● WRITTEN PROBLEM
Skip the pictures and quote all of the lines exactly.

● GIVEN ENTRIES
· · · ·

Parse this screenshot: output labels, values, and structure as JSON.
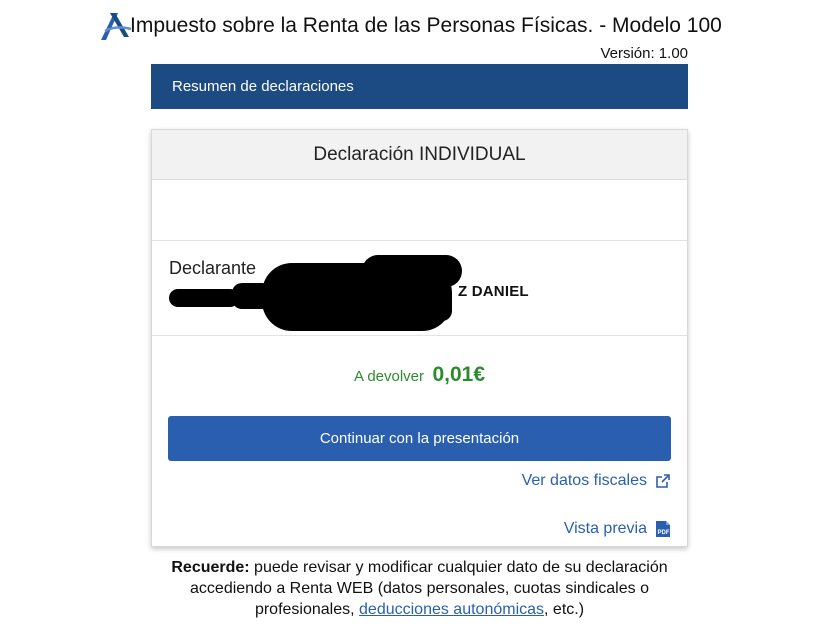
{
  "header": {
    "title": "Impuesto sobre la Renta de las Personas Físicas. - Modelo 100",
    "version": "Versión: 1.00",
    "logo": "aeat-logo"
  },
  "banner": {
    "label": "Resumen de declaraciones"
  },
  "card": {
    "title": "Declaración INDIVIDUAL",
    "declarant_label": "Declarante",
    "declarant_name_visible": "Z DANIEL",
    "refund_label": "A devolver",
    "refund_amount": "0,01€",
    "continue_button": "Continuar con la presentación",
    "fiscal_link": "Ver datos fiscales",
    "preview_link": "Vista previa"
  },
  "reminder": {
    "bold": "Recuerde:",
    "text": " puede revisar y modificar cualquier dato de su declaración accediendo a Renta WEB (datos personales, cuotas sindicales o profesionales, ",
    "link": "deducciones autonómicas",
    "tail": ", etc.)"
  },
  "colors": {
    "banner": "#1c4a82",
    "primary": "#2a5fb0",
    "refund": "#2e8a2e"
  },
  "icons": {
    "external_link": "external-link-icon",
    "pdf": "pdf-icon"
  }
}
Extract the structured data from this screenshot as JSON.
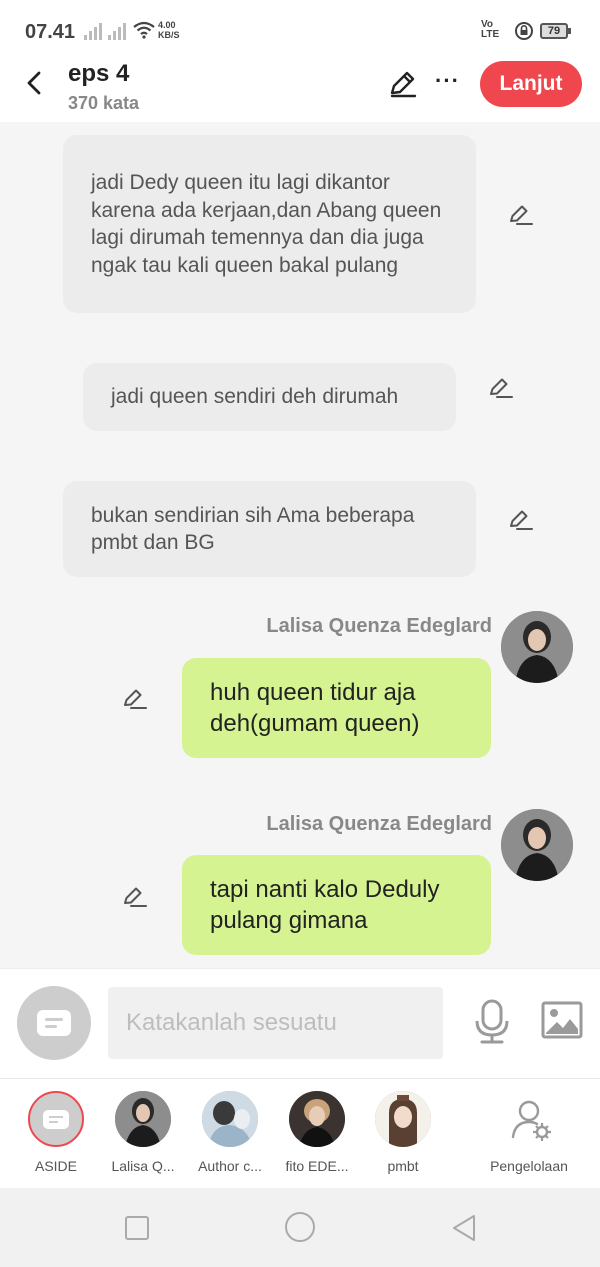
{
  "status_bar": {
    "time": "07.41",
    "speed_value": "4.00",
    "speed_unit": "KB/S",
    "network_top": "Vo",
    "network_bottom": "LTE",
    "battery": "79"
  },
  "header": {
    "title": "eps 4",
    "word_count": "370 kata",
    "next_label": "Lanjut",
    "more_label": "···"
  },
  "messages": [
    {
      "type": "aside",
      "text": "jadi Dedy queen itu lagi dikantor karena ada kerjaan,dan Abang queen lagi dirumah temennya dan dia juga ngak tau kali queen bakal pulang"
    },
    {
      "type": "aside",
      "text": "jadi queen sendiri deh dirumah"
    },
    {
      "type": "aside",
      "text": "bukan sendirian sih Ama beberapa pmbt dan BG"
    },
    {
      "type": "character",
      "speaker": "Lalisa Quenza Edeglard",
      "text": "huh queen tidur aja deh(gumam queen)"
    },
    {
      "type": "character",
      "speaker": "Lalisa Quenza Edeglard",
      "text": "tapi nanti kalo Deduly pulang gimana"
    }
  ],
  "composer": {
    "placeholder": "Katakanlah sesuatu"
  },
  "characters": [
    {
      "label": "ASIDE"
    },
    {
      "label": "Lalisa Q..."
    },
    {
      "label": "Author c..."
    },
    {
      "label": "fito EDE..."
    },
    {
      "label": "pmbt"
    },
    {
      "label": "Pengelolaan"
    }
  ],
  "colors": {
    "accent": "#f0474f",
    "character_bubble": "#d6f391",
    "aside_bubble": "#ececec",
    "chat_background": "#f5f5f5"
  }
}
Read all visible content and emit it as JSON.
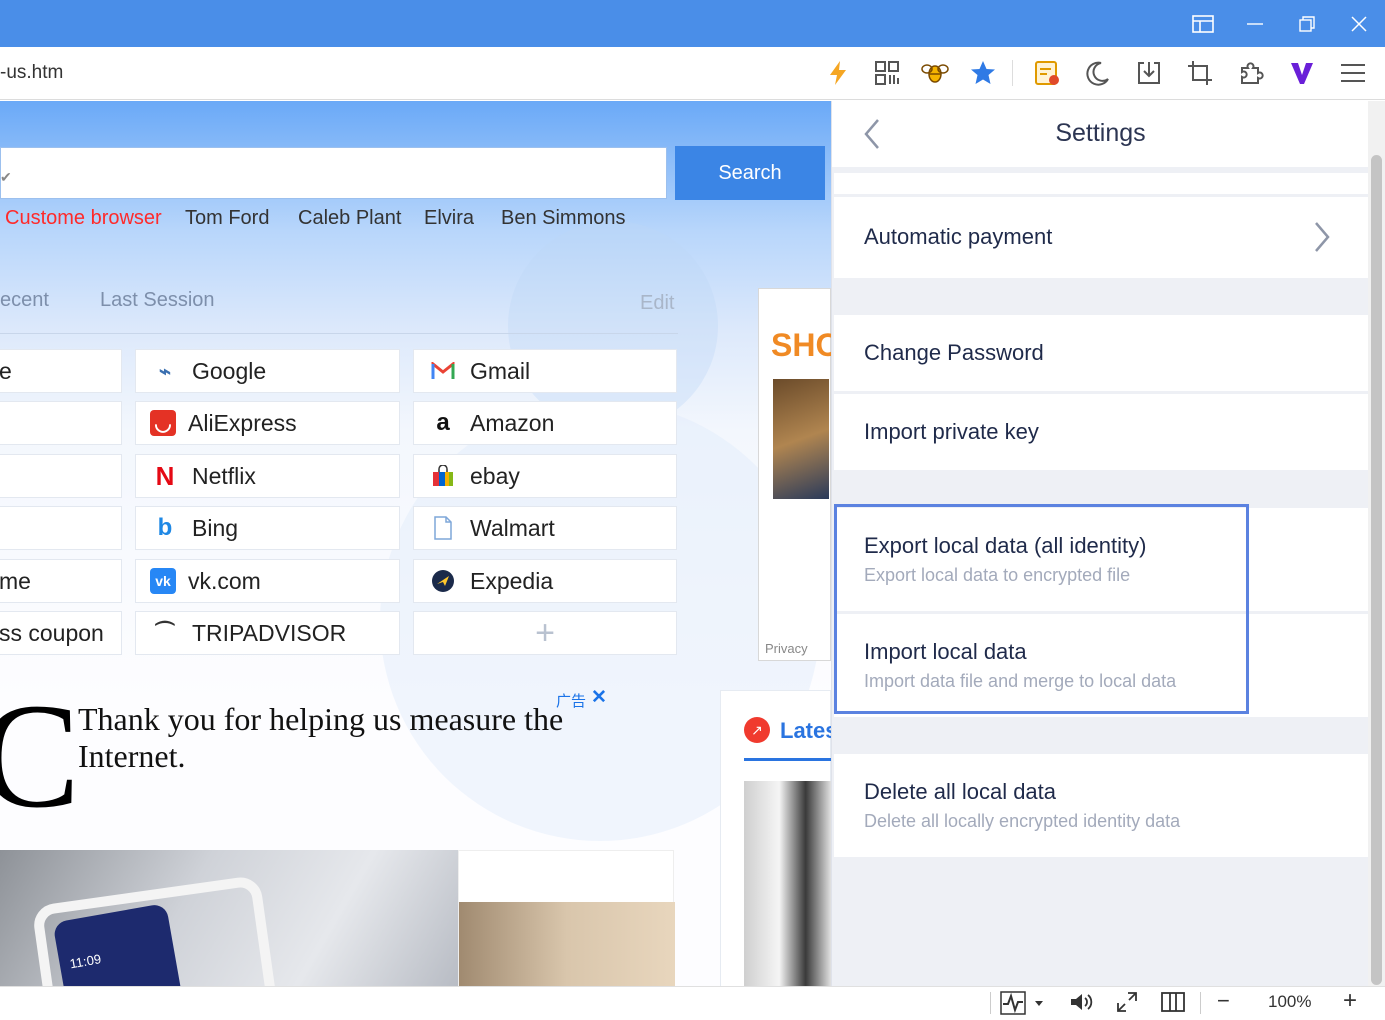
{
  "browser": {
    "url_fragment": "-us.htm",
    "window_buttons": [
      "sidebar-layout",
      "minimize",
      "restore",
      "close"
    ],
    "toolbar_icons": [
      "lightning-icon",
      "qr-code-icon",
      "bee-icon",
      "star-icon",
      "notes-icon",
      "moon-icon",
      "download-icon",
      "crop-icon",
      "extensions-icon",
      "v-logo-icon",
      "menu-icon"
    ]
  },
  "newtab": {
    "search_button": "Search",
    "hot_words": [
      "Custome browser",
      "Tom Ford",
      "Caleb Plant",
      "Elvira",
      "Ben Simmons"
    ],
    "tabs": [
      "ecent",
      "Last Session"
    ],
    "edit_label": "Edit",
    "left_partial": [
      "e",
      "",
      "",
      "",
      "me",
      "ss coupon"
    ],
    "dials_col1": [
      "Google",
      "AliExpress",
      "Netflix",
      "Bing",
      "vk.com",
      "TRIPADVISOR"
    ],
    "dials_col2": [
      "Gmail",
      "Amazon",
      "ebay",
      "Walmart",
      "Expedia"
    ],
    "add_symbol": "+",
    "ad": {
      "letter": "C",
      "text": "Thank you for helping us measure the Internet.",
      "tag": "广告",
      "close": "✕",
      "privacy": "Privacy",
      "shop_text": "SHO"
    },
    "latest_label": "Lates",
    "phone_time": "11:09"
  },
  "settings": {
    "title": "Settings",
    "automatic_payment": "Automatic payment",
    "change_password": "Change Password",
    "import_private_key": "Import private key",
    "export_title": "Export local data (all identity)",
    "export_sub": "Export local data to encrypted file",
    "import_title": "Import local data",
    "import_sub": "Import data file and merge to local data",
    "delete_title": "Delete all local data",
    "delete_sub": "Delete all locally encrypted identity data"
  },
  "statusbar": {
    "zoom": "100%",
    "minus": "−",
    "plus": "+"
  },
  "colors": {
    "titlebar": "#4a8ee8",
    "search_button": "#3b85e5",
    "highlight_border": "#5b82e0",
    "hot_first": "#ff2a2a"
  }
}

· · · ·

● WRITTEN RESPONSE
Parse this screenshot: output labels, values, and structure as JSON.
{
  "header": {
    "title": "Impuesto sobre la Renta de las Personas Físicas. - Modelo 100",
    "version": "Versión: 1.00",
    "logo": "aeat-logo"
  },
  "banner": {
    "label": "Resumen de declaraciones"
  },
  "card": {
    "title": "Declaración INDIVIDUAL",
    "declarant_label": "Declarante",
    "declarant_name_visible": "Z DANIEL",
    "refund_label": "A devolver",
    "refund_amount": "0,01€",
    "continue_button": "Continuar con la presentación",
    "fiscal_link": "Ver datos fiscales",
    "preview_link": "Vista previa"
  },
  "reminder": {
    "bold": "Recuerde:",
    "text": " puede revisar y modificar cualquier dato de su declaración accediendo a Renta WEB (datos personales, cuotas sindicales o profesionales, ",
    "link": "deducciones autonómicas",
    "tail": ", etc.)"
  },
  "colors": {
    "banner": "#1c4a82",
    "primary": "#2a5fb0",
    "refund": "#2e8a2e"
  },
  "icons": {
    "external_link": "external-link-icon",
    "pdf": "pdf-icon"
  }
}
Extract the structured data from this screenshot as JSON.
{
  "status_bar": {
    "time": "07.41",
    "speed_value": "4.00",
    "speed_unit": "KB/S",
    "network_top": "Vo",
    "network_bottom": "LTE",
    "battery": "79"
  },
  "header": {
    "title": "eps 4",
    "word_count": "370 kata",
    "next_label": "Lanjut",
    "more_label": "···"
  },
  "messages": [
    {
      "type": "aside",
      "text": "jadi Dedy queen itu lagi dikantor karena ada kerjaan,dan Abang queen lagi dirumah temennya dan dia juga ngak tau kali queen bakal pulang"
    },
    {
      "type": "aside",
      "text": "jadi queen sendiri deh dirumah"
    },
    {
      "type": "aside",
      "text": "bukan sendirian sih Ama beberapa pmbt dan BG"
    },
    {
      "type": "character",
      "speaker": "Lalisa Quenza Edeglard",
      "text": "huh queen tidur aja deh(gumam queen)"
    },
    {
      "type": "character",
      "speaker": "Lalisa Quenza Edeglard",
      "text": "tapi nanti kalo Deduly pulang gimana"
    }
  ],
  "composer": {
    "placeholder": "Katakanlah sesuatu"
  },
  "characters": [
    {
      "label": "ASIDE"
    },
    {
      "label": "Lalisa Q..."
    },
    {
      "label": "Author c..."
    },
    {
      "label": "fito EDE..."
    },
    {
      "label": "pmbt"
    },
    {
      "label": "Pengelolaan"
    }
  ],
  "colors": {
    "accent": "#f0474f",
    "character_bubble": "#d6f391",
    "aside_bubble": "#ececec",
    "chat_background": "#f5f5f5"
  }
}
Read all visible content and emit it as JSON.
{
  "browser": {
    "url_fragment": "-us.htm",
    "window_buttons": [
      "sidebar-layout",
      "minimize",
      "restore",
      "close"
    ],
    "toolbar_icons": [
      "lightning-icon",
      "qr-code-icon",
      "bee-icon",
      "star-icon",
      "notes-icon",
      "moon-icon",
      "download-icon",
      "crop-icon",
      "extensions-icon",
      "v-logo-icon",
      "menu-icon"
    ]
  },
  "newtab": {
    "search_button": "Search",
    "hot_words": [
      "Custome browser",
      "Tom Ford",
      "Caleb Plant",
      "Elvira",
      "Ben Simmons"
    ],
    "tabs": [
      "ecent",
      "Last Session"
    ],
    "edit_label": "Edit",
    "left_partial": [
      "e",
      "",
      "",
      "",
      "me",
      "ss coupon"
    ],
    "dials_col1": [
      "Google",
      "AliExpress",
      "Netflix",
      "Bing",
      "vk.com",
      "TRIPADVISOR"
    ],
    "dials_col2": [
      "Gmail",
      "Amazon",
      "ebay",
      "Walmart",
      "Expedia"
    ],
    "add_symbol": "+",
    "ad": {
      "letter": "C",
      "text": "Thank you for helping us measure the Internet.",
      "tag": "广告",
      "close": "✕",
      "privacy": "Privacy",
      "shop_text": "SHO"
    },
    "latest_label": "Lates",
    "phone_time": "11:09"
  },
  "settings": {
    "title": "Settings",
    "automatic_payment": "Automatic payment",
    "change_password": "Change Password",
    "import_private_key": "Import private key",
    "export_title": "Export local data (all identity)",
    "export_sub": "Export local data to encrypted file",
    "import_title": "Import local data",
    "import_sub": "Import data file and merge to local data",
    "delete_title": "Delete all local data",
    "delete_sub": "Delete all locally encrypted identity data"
  },
  "statusbar": {
    "zoom": "100%",
    "minus": "−",
    "plus": "+"
  },
  "colors": {
    "titlebar": "#4a8ee8",
    "search_button": "#3b85e5",
    "highlight_border": "#5b82e0",
    "hot_first": "#ff2a2a"
  }
}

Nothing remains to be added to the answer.